Return each line containing "true".

### Stored rows
↓↓↓
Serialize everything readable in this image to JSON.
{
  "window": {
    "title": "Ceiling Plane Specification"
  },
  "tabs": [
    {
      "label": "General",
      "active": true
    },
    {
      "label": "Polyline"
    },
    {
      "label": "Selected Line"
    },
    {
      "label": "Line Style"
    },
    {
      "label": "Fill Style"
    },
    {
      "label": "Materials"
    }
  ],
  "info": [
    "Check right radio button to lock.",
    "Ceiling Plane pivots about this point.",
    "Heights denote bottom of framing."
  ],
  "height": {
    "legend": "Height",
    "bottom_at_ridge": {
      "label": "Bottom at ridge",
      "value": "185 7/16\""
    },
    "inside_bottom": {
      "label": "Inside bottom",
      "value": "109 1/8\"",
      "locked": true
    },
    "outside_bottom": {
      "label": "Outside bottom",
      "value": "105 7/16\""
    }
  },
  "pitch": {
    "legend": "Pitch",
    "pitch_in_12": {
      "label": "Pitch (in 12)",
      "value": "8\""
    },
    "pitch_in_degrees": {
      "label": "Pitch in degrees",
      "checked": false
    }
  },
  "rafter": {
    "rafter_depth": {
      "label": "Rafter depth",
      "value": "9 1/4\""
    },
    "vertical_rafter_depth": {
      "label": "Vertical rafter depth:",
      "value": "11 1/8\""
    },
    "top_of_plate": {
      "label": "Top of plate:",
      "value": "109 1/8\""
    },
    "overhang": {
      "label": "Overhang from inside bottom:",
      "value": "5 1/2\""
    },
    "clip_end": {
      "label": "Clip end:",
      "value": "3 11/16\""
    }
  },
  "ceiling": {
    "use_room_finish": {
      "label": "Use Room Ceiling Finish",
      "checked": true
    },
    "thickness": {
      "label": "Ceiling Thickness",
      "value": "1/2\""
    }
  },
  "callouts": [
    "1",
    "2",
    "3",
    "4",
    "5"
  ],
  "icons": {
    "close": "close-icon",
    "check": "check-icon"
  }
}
↑↑↑
↓↓↓
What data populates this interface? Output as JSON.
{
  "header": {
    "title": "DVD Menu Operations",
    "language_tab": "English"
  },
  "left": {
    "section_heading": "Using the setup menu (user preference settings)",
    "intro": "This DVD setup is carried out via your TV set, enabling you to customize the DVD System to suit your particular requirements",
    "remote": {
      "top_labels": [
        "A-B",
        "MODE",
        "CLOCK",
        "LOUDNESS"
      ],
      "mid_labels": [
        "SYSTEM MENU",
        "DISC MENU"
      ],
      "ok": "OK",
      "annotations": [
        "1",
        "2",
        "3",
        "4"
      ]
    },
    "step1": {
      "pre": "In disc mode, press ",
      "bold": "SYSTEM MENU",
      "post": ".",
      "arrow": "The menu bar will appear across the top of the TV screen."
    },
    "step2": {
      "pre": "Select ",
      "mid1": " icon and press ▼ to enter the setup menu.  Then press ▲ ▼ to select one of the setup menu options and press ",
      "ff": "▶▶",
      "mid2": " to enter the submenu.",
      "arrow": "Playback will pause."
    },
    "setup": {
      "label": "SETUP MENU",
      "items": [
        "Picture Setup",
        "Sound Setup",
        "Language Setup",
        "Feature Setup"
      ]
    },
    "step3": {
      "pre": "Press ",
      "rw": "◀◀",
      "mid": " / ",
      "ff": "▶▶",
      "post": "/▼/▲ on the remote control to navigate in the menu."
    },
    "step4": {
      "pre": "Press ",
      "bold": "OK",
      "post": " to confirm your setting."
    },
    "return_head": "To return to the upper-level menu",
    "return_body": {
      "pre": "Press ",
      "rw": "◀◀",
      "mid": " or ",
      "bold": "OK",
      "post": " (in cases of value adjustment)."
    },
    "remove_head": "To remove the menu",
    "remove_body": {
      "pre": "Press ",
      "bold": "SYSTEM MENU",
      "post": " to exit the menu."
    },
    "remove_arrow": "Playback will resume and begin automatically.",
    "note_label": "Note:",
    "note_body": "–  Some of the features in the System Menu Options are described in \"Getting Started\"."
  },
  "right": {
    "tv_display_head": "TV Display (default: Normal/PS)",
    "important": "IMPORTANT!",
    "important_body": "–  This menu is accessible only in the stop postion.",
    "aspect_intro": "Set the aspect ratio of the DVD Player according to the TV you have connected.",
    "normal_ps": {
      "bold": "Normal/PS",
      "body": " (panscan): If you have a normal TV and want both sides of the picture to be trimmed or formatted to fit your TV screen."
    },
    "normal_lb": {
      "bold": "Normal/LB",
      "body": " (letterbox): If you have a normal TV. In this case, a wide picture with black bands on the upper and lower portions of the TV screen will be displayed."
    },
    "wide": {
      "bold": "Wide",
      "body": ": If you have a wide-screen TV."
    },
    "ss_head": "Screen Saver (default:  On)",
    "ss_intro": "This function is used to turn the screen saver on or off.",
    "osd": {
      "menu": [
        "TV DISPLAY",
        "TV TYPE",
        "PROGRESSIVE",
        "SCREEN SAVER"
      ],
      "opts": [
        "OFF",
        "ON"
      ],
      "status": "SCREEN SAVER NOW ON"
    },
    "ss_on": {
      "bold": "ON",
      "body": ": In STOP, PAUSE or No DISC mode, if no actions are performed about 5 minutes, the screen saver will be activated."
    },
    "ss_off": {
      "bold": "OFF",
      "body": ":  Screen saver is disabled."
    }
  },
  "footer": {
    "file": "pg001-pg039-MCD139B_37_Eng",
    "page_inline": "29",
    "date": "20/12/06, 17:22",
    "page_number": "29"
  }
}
↑↑↑
### Correct response
      "active": true
      "locked": true
      "checked": true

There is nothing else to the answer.